Dataset records:
┄┄┄┄┄┄┄┄┄┄┄┄┄┄┄┄┄┄┄┄

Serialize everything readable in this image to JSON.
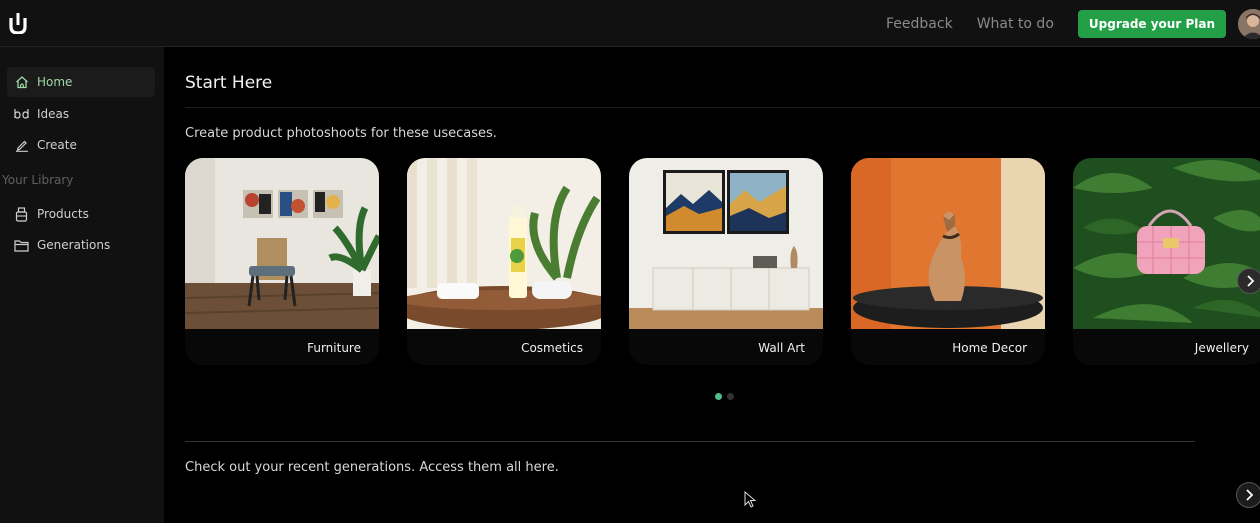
{
  "header": {
    "logo_icon": "u-logo-icon",
    "links": {
      "feedback": "Feedback",
      "what_to_do": "What to do"
    },
    "upgrade_label": "Upgrade your Plan",
    "accent_color": "#23a047"
  },
  "sidebar": {
    "items": [
      {
        "label": "Home",
        "icon": "home-icon",
        "active": true
      },
      {
        "label": "Ideas",
        "icon": "ideas-icon"
      },
      {
        "label": "Create",
        "icon": "pencil-icon"
      }
    ],
    "section_label": "Your Library",
    "library_items": [
      {
        "label": "Products",
        "icon": "product-icon"
      },
      {
        "label": "Generations",
        "icon": "folder-icon"
      }
    ]
  },
  "main": {
    "title": "Start Here",
    "subtitle": "Create product photoshoots for these usecases.",
    "cards": [
      {
        "label": "Furniture"
      },
      {
        "label": "Cosmetics"
      },
      {
        "label": "Wall Art"
      },
      {
        "label": "Home Decor"
      },
      {
        "label": "Jewellery"
      }
    ],
    "carousel": {
      "current_page": 1,
      "total_pages": 2
    },
    "recent_text": "Check out your recent generations. Access them all here."
  }
}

┄┄┄┄┄┄┄┄┄┄┄┄┄┄┄┄┄┄┄┄

Directive:
Where a line in the entries holds "icon", copy that line.

Solution:
    "logo_icon": "u-logo-icon",
        "icon": "home-icon",
        "icon": "ideas-icon"
        "icon": "pencil-icon"
        "icon": "product-icon"
        "icon": "folder-icon"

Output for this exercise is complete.